**WORK INSTRUCTIONS:** Look for the string "ffffff" and copy every line that has it.

**GIVEN RECORDS:**

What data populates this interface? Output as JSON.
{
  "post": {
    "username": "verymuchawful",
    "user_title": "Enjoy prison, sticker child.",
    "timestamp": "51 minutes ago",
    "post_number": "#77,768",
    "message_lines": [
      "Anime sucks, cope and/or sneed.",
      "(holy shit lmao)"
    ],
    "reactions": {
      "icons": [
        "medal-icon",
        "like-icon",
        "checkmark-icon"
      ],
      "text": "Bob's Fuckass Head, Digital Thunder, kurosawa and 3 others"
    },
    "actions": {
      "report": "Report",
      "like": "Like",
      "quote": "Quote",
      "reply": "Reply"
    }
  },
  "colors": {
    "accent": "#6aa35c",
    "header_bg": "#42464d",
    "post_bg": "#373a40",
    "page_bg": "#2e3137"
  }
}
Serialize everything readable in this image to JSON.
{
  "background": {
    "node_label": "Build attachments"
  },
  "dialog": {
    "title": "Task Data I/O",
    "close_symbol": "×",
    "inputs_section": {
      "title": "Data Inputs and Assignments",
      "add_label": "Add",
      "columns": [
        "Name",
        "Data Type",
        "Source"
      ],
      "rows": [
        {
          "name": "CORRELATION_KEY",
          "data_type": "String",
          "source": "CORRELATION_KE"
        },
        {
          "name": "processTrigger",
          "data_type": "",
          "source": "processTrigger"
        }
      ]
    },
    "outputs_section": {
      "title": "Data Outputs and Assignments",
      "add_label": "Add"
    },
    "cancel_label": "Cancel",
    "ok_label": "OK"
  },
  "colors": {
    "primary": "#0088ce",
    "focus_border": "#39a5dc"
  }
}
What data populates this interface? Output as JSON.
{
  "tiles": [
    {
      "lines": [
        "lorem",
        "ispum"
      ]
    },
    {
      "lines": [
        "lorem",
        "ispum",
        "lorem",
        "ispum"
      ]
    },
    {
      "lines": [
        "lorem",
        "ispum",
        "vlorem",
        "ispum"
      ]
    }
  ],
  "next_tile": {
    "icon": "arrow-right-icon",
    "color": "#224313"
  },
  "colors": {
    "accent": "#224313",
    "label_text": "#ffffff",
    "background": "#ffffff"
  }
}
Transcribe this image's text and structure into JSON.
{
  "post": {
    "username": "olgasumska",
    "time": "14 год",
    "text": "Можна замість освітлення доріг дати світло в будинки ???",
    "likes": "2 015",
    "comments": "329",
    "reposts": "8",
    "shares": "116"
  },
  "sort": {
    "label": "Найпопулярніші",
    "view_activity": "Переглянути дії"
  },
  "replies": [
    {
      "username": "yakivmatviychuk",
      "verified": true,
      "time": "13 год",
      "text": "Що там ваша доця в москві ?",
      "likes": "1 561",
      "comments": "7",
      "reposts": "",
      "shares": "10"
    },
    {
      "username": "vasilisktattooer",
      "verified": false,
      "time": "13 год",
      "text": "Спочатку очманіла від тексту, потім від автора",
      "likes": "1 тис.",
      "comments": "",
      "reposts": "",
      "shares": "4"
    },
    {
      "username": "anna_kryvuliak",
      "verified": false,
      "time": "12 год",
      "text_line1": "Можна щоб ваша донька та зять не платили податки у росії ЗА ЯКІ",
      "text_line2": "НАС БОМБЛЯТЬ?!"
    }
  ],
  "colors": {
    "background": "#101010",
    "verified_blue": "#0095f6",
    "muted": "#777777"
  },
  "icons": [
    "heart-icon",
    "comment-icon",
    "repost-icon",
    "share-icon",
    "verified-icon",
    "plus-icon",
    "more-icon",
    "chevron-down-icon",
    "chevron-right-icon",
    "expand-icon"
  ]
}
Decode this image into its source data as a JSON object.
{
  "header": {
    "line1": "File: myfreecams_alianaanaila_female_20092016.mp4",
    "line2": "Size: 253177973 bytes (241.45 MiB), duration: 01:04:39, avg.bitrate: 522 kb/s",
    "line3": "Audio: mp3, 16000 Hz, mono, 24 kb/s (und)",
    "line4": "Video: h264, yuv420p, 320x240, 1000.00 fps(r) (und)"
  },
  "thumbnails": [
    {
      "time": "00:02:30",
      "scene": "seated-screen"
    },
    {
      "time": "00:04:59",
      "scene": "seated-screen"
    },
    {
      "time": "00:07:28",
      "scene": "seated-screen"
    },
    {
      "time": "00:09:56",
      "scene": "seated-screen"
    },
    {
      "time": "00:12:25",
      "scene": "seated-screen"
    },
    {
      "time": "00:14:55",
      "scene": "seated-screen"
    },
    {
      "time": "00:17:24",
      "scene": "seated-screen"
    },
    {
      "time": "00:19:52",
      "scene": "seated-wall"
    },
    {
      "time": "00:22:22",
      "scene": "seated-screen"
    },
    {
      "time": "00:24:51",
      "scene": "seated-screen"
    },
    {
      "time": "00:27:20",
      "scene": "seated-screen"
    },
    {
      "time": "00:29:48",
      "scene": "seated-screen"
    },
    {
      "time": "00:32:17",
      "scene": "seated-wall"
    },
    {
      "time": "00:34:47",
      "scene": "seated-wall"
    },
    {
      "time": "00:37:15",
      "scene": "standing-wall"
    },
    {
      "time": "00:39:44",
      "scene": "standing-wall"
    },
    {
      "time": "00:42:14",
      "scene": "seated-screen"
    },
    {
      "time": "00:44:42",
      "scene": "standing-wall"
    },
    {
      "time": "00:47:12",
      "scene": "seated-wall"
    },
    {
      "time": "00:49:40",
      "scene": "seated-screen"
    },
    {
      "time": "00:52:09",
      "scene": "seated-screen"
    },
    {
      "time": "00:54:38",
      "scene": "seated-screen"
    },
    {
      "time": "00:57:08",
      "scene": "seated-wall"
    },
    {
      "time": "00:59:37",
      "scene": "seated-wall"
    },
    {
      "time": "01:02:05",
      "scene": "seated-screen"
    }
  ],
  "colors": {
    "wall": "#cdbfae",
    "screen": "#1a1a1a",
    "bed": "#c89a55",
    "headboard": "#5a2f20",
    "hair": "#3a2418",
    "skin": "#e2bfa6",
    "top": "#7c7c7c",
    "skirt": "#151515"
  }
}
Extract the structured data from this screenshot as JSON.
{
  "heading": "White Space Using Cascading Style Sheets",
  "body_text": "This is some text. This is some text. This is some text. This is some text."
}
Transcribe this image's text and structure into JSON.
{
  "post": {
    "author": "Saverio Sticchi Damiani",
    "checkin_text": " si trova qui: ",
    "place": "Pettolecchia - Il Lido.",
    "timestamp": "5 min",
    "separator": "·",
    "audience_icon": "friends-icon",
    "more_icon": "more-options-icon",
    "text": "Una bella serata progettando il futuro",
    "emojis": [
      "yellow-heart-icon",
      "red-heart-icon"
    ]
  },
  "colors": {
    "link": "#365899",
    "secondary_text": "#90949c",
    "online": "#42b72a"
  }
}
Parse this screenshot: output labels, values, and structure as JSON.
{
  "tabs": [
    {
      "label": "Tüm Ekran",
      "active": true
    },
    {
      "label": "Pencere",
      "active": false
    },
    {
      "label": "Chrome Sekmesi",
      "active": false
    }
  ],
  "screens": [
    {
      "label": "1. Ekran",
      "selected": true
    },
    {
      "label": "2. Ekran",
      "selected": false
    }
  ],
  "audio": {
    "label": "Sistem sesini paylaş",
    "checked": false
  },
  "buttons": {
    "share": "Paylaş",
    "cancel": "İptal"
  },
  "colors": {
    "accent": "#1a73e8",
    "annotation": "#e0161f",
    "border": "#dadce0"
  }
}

**THE RESPONSE:**
    "label_text": "#ffffff",
    "background": "#ffffff"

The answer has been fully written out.